__TO DO__. Copy every line that contains the string "AGUADO" from the entries below.

Data records
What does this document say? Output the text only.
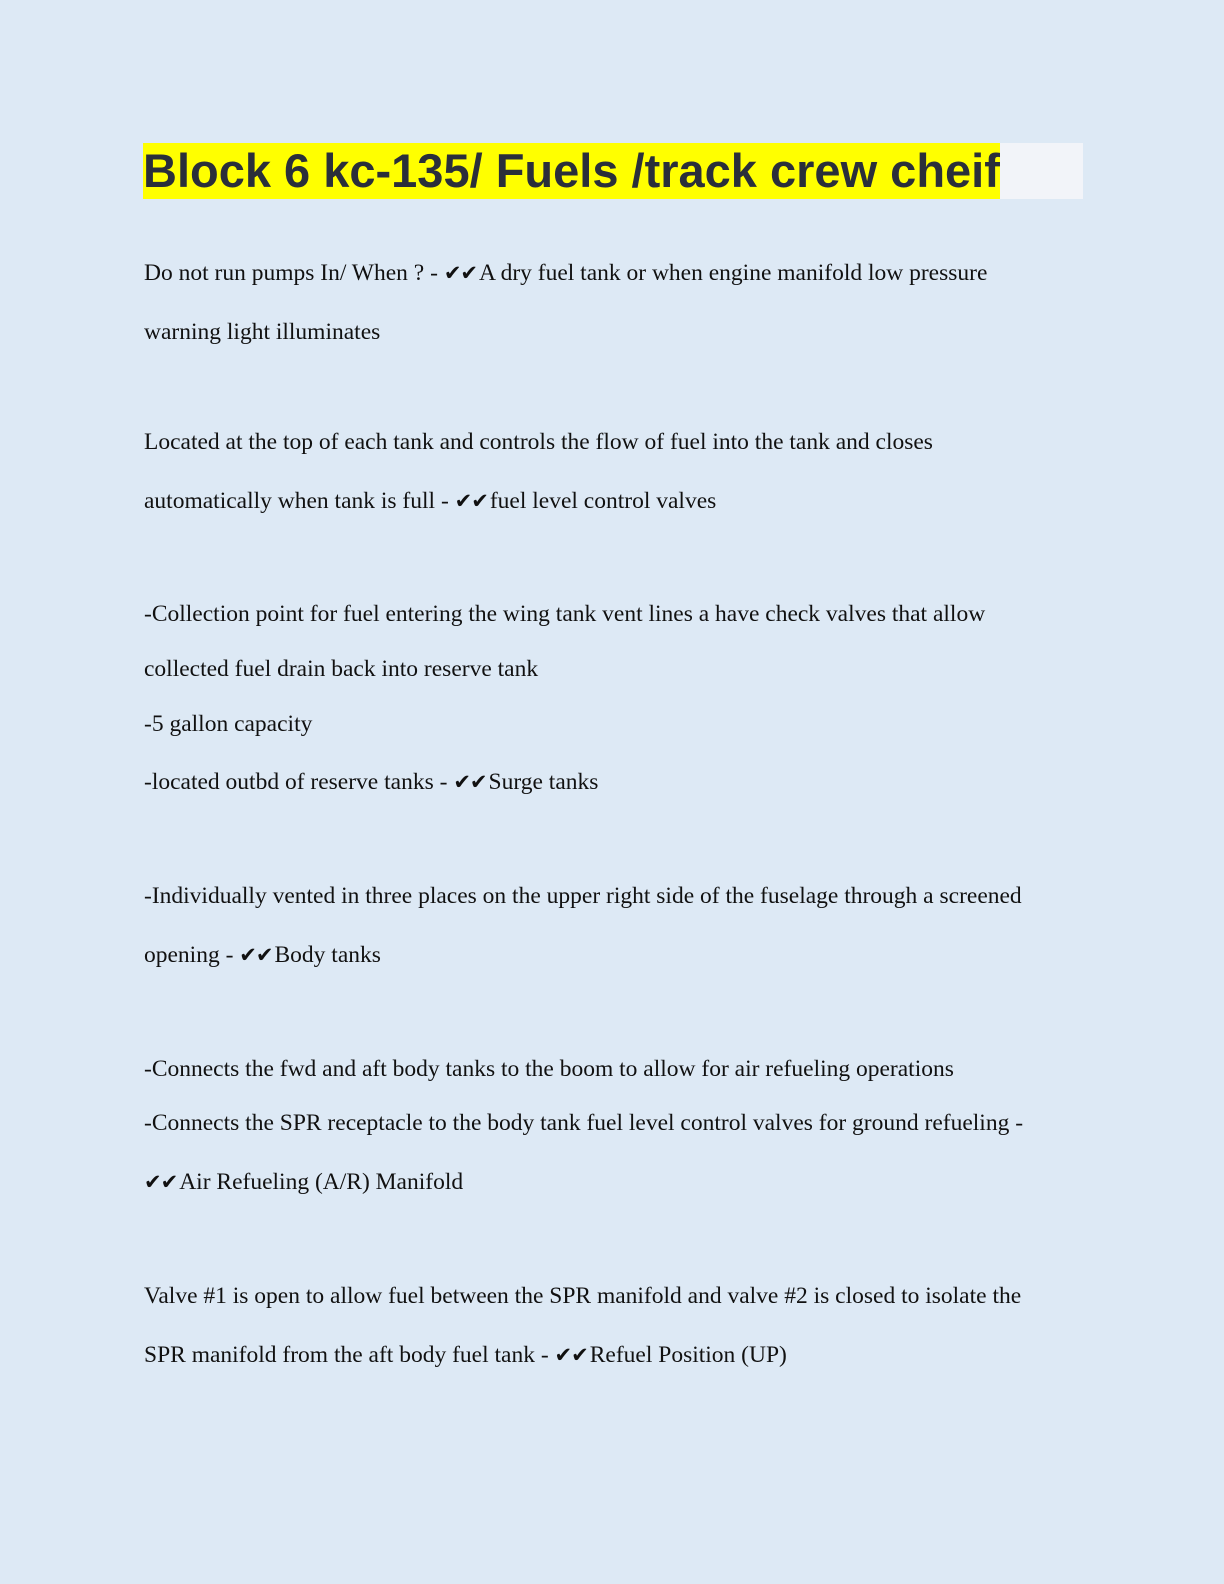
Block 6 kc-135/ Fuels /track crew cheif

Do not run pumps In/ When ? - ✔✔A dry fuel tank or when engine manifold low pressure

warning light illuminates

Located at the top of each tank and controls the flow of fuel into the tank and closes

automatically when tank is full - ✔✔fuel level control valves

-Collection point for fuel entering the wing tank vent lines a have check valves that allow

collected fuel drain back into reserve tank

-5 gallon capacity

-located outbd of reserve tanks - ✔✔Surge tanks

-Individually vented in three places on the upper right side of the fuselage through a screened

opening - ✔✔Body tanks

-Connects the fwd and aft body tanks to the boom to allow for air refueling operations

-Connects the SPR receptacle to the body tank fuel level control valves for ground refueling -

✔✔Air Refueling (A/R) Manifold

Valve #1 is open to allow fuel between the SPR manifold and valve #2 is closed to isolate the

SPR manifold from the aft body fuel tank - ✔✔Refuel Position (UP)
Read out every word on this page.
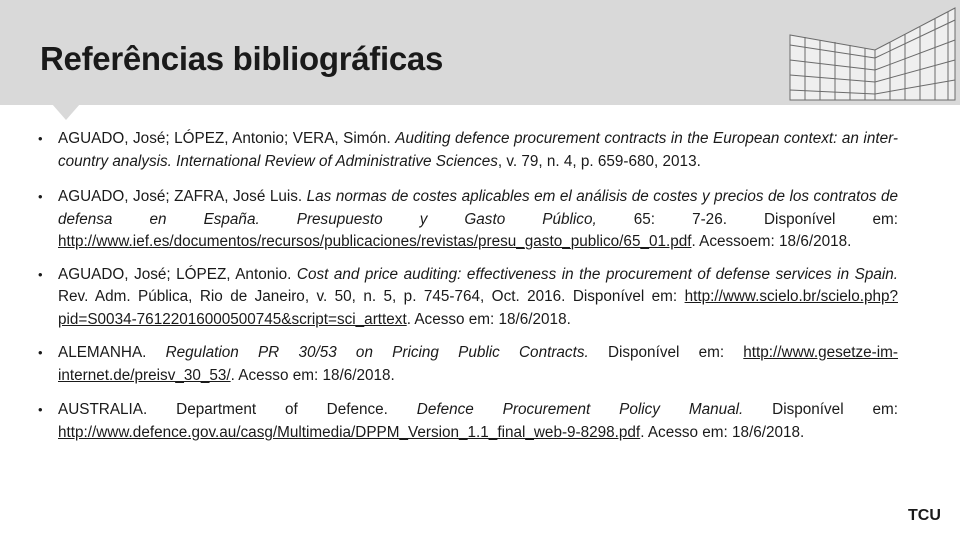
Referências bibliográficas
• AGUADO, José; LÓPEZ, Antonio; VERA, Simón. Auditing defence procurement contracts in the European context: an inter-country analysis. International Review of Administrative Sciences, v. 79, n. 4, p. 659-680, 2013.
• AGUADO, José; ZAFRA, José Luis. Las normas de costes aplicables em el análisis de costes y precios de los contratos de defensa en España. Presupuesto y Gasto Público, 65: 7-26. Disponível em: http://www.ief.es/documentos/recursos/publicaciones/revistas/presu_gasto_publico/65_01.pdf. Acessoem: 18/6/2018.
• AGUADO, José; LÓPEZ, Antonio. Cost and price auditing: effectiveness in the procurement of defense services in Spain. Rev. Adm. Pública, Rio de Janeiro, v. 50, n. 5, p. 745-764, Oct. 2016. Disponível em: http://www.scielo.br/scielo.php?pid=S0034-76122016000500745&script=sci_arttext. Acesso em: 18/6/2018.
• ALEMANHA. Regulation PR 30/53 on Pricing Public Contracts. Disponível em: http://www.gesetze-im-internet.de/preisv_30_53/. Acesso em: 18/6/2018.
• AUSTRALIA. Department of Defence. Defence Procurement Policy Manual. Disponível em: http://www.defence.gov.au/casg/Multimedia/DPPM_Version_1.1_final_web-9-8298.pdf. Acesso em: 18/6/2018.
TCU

* * *

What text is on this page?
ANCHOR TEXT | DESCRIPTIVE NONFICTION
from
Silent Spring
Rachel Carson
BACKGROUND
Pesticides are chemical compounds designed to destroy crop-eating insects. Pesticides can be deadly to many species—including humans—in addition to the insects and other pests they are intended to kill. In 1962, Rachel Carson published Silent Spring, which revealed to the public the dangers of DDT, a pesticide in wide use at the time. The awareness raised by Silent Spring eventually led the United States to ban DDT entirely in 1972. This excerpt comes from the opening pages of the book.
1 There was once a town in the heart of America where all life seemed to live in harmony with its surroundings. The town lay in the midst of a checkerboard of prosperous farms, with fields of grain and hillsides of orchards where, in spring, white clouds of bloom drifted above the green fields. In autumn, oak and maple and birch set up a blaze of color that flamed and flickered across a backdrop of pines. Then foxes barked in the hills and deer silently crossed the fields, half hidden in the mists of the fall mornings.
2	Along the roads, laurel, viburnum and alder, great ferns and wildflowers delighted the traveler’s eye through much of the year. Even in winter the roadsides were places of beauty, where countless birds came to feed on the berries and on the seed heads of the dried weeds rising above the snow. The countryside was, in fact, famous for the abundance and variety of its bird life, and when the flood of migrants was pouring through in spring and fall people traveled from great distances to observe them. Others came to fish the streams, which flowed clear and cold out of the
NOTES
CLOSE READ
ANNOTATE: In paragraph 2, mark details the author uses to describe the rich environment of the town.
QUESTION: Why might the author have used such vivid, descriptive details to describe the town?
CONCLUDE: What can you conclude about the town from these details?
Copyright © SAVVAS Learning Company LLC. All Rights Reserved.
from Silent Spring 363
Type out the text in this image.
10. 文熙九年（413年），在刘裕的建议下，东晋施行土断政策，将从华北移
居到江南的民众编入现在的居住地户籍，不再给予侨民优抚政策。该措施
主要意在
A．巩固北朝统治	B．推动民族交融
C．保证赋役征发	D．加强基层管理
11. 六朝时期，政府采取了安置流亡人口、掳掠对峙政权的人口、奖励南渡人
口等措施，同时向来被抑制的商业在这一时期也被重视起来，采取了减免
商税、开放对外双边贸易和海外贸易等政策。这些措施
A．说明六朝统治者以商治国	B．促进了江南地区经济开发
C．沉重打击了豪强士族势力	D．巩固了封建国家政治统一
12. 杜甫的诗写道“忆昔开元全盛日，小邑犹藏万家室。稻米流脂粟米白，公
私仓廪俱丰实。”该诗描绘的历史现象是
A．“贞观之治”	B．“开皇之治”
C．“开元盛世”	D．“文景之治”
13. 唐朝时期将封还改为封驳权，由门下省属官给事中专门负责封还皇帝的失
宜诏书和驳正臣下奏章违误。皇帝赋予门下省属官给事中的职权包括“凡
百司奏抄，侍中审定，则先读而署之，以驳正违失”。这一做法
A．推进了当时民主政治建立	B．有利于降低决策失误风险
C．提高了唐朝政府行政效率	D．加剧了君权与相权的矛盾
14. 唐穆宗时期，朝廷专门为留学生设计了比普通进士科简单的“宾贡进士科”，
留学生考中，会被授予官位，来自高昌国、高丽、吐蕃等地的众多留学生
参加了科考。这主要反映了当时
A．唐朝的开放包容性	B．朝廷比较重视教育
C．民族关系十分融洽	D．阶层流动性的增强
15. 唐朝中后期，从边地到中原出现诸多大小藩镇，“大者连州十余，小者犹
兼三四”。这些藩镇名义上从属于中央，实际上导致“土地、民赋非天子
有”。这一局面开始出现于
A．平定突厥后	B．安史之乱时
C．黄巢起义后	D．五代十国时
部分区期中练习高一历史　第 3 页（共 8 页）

__THE OUTPUT__.
• AGUADO, José; LÓPEZ, Antonio; VERA, Simón. Auditing defence procurement contracts in the European context: an inter-country analysis. International Review of Administrative Sciences, v. 79, n. 4, p. 659-680, 2013.
• AGUADO, José; ZAFRA, José Luis. Las normas de costes aplicables em el análisis de costes y precios de los contratos de defensa en España. Presupuesto y Gasto Público, 65: 7-26. Disponível em: http://www.ief.es/documentos/recursos/publicaciones/revistas/presu_gasto_publico/65_01.pdf. Acessoem: 18/6/2018.
• AGUADO, José; LÓPEZ, Antonio. Cost and price auditing: effectiveness in the procurement of defense services in Spain. Rev. Adm. Pública, Rio de Janeiro, v. 50, n. 5, p. 745-764, Oct. 2016. Disponível em: http://www.scielo.br/scielo.php?pid=S0034-76122016000500745&script=sci_arttext. Acesso em: 18/6/2018.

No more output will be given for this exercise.